> [Required work]:
Search the listing below for the string "Chegou" and copy every line where it occurs.

◇ ◇ ◇ ◇

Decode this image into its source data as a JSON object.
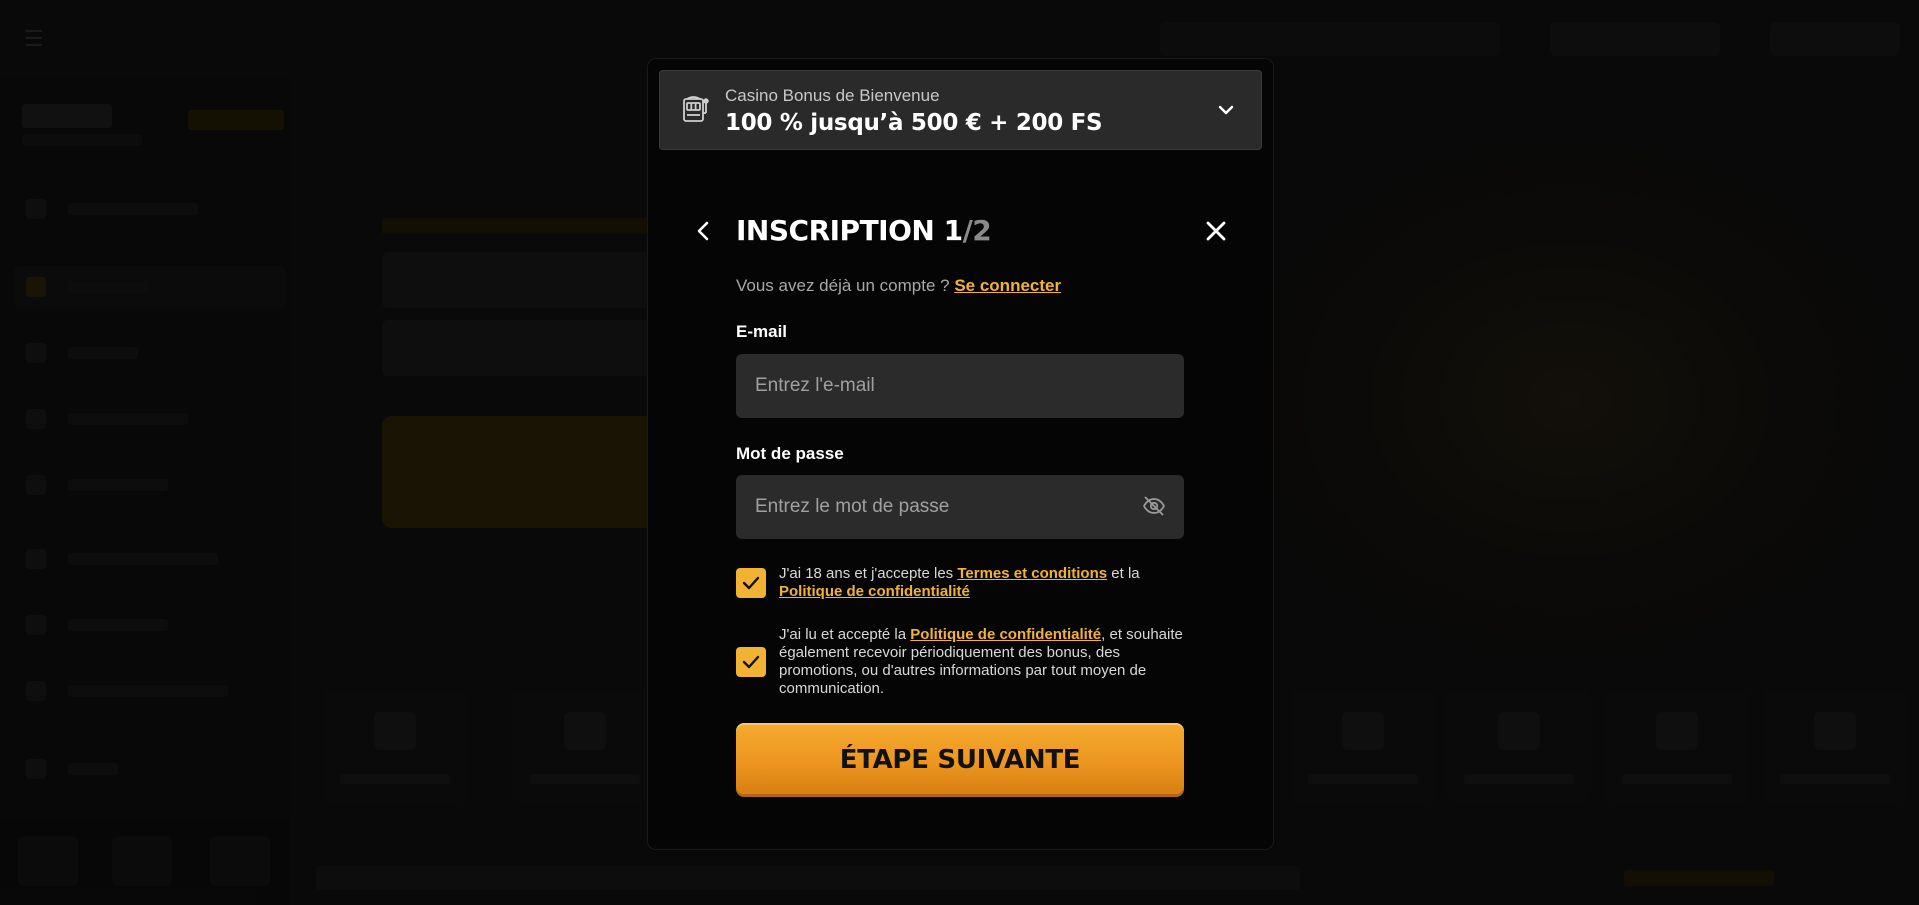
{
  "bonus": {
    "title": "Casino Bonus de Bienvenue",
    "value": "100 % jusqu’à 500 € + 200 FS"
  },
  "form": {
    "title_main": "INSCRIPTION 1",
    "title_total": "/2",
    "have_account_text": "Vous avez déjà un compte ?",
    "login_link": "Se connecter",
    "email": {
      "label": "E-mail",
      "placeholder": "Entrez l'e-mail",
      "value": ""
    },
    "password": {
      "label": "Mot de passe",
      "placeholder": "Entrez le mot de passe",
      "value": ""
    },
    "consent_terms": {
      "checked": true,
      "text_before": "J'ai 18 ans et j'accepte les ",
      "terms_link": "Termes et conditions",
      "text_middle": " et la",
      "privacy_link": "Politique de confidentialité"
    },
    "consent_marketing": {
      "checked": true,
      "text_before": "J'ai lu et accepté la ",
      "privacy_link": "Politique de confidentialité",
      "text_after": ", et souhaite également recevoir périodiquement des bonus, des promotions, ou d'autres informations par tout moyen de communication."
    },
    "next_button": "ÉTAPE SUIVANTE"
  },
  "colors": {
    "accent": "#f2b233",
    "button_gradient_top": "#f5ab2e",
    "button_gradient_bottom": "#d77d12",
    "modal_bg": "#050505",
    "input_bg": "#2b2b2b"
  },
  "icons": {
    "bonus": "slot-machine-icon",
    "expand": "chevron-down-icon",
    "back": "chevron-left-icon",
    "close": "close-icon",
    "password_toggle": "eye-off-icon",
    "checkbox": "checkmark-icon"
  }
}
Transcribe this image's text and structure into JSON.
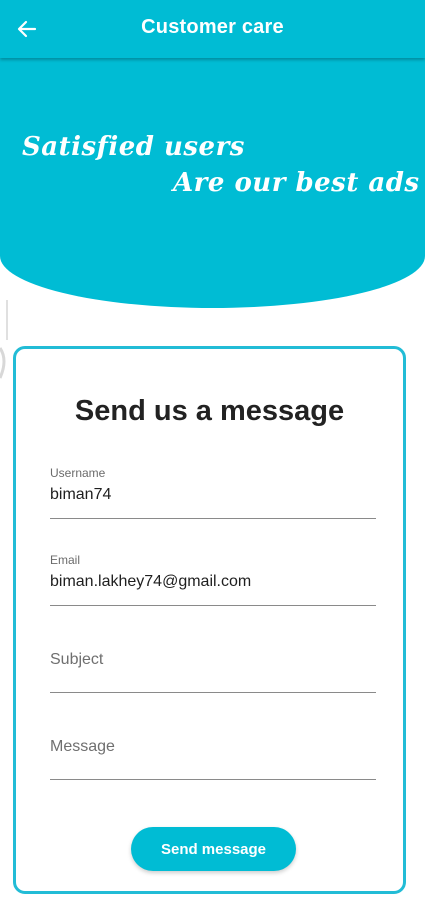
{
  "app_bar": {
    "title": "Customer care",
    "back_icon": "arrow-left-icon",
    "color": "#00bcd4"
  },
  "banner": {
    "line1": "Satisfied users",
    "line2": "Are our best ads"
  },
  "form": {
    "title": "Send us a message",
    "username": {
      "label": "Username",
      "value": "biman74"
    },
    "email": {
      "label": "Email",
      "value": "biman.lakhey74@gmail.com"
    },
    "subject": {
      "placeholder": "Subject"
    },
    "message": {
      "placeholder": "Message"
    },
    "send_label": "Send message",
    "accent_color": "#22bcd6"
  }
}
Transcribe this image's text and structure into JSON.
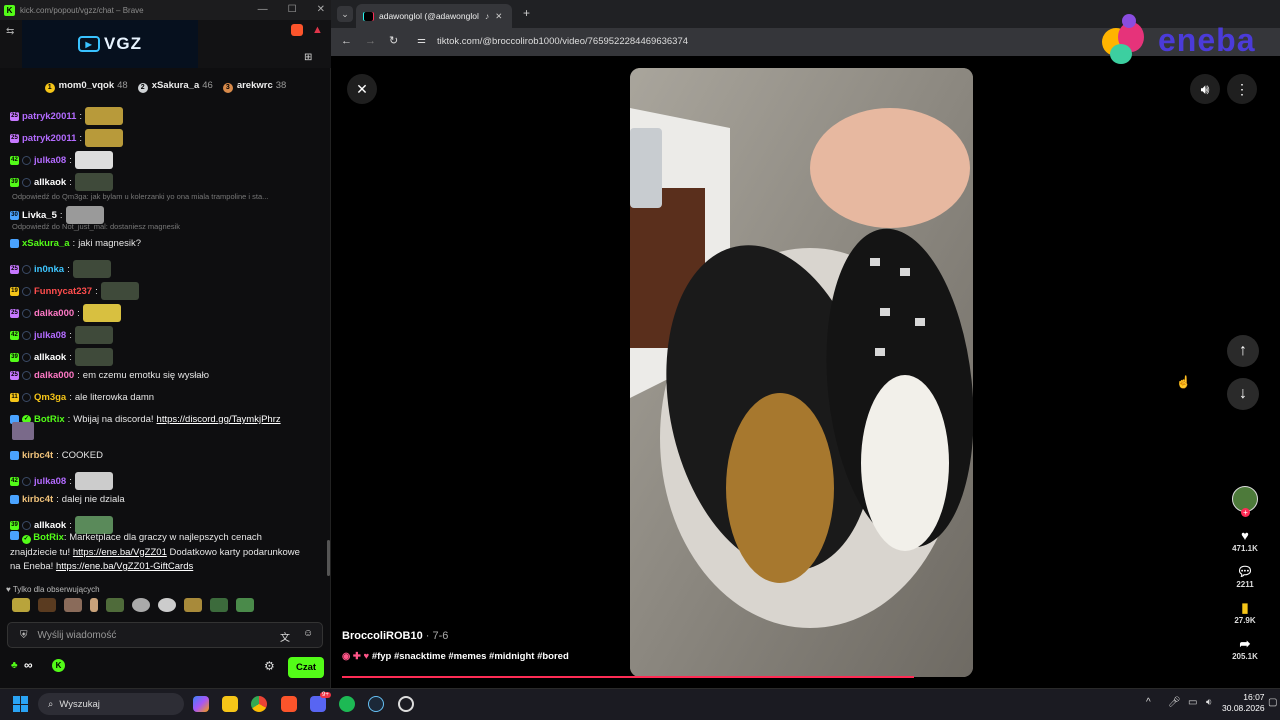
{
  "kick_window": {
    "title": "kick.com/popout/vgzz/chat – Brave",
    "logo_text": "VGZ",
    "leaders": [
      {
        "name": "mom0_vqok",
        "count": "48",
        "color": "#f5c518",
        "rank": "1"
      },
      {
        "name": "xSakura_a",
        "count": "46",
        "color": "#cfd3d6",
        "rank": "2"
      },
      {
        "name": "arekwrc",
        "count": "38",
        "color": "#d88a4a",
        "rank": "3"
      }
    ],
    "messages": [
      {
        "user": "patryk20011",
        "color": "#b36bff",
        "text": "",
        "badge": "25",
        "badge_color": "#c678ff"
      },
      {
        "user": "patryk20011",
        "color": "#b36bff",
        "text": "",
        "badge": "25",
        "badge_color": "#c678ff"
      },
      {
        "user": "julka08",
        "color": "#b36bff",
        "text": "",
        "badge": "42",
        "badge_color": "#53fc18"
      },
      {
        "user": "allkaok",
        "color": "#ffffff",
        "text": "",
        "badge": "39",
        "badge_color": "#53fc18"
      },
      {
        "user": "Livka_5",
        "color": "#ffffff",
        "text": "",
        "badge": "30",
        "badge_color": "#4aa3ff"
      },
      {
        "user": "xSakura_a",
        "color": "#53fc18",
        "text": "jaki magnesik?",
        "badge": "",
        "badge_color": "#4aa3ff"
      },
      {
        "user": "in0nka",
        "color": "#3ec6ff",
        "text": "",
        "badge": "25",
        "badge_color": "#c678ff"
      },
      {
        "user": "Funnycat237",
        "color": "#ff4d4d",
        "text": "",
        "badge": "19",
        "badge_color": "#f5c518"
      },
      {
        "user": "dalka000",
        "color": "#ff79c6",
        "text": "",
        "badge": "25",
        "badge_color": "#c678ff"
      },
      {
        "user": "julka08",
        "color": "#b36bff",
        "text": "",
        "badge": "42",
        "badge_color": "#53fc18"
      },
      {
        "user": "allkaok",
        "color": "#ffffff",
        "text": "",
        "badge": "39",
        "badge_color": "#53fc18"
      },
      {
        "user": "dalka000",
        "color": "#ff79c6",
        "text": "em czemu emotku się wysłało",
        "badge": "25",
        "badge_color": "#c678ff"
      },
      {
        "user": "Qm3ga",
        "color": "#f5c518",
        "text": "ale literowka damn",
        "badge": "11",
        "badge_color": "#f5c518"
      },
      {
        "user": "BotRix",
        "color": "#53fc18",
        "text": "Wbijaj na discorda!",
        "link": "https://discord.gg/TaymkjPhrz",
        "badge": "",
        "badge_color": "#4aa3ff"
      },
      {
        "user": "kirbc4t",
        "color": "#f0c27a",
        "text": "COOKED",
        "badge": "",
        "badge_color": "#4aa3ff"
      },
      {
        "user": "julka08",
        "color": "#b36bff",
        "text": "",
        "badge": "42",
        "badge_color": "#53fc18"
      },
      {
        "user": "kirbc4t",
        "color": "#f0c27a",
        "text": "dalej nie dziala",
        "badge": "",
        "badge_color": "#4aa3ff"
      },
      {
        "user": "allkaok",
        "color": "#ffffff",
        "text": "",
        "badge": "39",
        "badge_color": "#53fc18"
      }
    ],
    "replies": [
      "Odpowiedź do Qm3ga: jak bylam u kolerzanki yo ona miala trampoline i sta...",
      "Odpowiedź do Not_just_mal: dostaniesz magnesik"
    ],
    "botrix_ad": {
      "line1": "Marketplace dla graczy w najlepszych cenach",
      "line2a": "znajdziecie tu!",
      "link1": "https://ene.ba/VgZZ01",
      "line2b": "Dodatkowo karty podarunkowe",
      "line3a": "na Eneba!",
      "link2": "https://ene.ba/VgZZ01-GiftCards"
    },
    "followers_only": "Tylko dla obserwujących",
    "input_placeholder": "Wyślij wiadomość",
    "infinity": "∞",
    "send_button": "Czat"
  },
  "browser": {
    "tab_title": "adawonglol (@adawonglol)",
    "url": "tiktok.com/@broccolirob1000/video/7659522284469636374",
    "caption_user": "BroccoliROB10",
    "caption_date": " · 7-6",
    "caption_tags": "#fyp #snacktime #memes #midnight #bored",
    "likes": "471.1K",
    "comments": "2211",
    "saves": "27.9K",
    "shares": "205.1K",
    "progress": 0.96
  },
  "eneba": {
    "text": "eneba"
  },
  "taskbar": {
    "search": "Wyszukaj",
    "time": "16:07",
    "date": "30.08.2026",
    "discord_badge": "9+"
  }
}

◇ ◇ ◇ ◇

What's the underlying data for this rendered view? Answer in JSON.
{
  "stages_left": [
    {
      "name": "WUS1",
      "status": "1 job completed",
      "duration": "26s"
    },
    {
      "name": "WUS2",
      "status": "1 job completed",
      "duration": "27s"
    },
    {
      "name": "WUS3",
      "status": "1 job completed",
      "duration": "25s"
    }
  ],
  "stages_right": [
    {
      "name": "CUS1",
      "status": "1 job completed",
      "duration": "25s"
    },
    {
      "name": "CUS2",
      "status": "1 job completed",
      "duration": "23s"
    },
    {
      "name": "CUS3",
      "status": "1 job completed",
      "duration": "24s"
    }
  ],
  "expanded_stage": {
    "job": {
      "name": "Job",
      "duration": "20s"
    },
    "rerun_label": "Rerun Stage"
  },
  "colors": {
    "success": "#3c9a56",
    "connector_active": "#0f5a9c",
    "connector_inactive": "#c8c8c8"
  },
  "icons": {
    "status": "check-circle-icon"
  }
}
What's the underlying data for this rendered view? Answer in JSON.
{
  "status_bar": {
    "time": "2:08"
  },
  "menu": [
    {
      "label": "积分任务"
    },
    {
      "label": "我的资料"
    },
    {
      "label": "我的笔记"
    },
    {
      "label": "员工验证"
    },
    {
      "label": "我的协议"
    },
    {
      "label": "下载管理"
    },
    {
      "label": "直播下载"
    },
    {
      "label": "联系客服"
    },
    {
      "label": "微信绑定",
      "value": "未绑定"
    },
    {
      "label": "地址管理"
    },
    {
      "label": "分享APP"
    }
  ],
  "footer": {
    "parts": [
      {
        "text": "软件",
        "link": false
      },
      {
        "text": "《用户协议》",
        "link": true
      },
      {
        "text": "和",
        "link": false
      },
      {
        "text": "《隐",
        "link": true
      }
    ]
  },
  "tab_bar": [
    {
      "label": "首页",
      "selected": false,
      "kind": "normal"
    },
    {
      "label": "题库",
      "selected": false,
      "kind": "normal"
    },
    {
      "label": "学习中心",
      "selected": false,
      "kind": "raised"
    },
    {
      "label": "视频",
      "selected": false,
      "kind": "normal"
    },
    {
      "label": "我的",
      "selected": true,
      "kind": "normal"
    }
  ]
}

◇ ◇ ◇ ◇

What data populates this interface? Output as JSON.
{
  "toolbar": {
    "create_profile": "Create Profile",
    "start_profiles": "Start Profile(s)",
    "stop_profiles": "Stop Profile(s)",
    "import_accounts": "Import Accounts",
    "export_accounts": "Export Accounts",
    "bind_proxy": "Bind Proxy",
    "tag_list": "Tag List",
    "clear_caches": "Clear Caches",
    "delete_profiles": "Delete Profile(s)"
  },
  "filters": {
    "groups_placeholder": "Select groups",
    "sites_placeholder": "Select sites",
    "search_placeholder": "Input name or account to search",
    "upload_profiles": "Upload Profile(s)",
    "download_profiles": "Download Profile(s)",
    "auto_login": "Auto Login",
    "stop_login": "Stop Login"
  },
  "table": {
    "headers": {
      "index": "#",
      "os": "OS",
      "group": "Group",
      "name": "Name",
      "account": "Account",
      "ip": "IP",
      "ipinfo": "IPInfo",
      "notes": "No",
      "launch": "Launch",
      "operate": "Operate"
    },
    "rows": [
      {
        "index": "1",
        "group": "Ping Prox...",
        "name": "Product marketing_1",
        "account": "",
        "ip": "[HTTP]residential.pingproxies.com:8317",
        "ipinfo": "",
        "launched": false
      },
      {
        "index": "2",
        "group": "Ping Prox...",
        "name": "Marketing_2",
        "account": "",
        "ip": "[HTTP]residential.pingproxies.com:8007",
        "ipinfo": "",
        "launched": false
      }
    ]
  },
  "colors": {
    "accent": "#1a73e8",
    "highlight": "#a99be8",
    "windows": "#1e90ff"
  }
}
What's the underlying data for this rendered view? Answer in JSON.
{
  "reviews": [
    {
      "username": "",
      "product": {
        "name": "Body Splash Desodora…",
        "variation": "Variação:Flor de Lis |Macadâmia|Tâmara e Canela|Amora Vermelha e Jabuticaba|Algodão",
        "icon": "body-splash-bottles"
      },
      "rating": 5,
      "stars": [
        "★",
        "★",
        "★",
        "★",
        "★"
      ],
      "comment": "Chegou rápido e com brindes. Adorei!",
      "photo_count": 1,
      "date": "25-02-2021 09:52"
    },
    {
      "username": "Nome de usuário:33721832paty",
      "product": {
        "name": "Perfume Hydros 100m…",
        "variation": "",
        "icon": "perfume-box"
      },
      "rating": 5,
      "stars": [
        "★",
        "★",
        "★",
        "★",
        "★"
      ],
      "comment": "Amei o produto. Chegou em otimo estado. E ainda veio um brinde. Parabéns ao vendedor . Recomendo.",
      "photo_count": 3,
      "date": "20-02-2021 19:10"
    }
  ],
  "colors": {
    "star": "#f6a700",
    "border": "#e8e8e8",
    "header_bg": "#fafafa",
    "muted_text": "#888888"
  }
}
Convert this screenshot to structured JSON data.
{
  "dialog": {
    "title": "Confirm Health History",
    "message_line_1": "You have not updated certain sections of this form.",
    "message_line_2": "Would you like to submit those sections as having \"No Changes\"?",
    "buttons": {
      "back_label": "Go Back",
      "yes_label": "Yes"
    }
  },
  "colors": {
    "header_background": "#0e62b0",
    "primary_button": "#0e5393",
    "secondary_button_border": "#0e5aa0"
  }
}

◇ ◇ ◇ ◇

> [Full response]:
      "comment": "Chegou rápido e com brindes. Adorei!",
      "comment": "Amei o produto. Chegou em otimo estado. E ainda veio um brinde. Parabéns ao vendedor . Recomendo.",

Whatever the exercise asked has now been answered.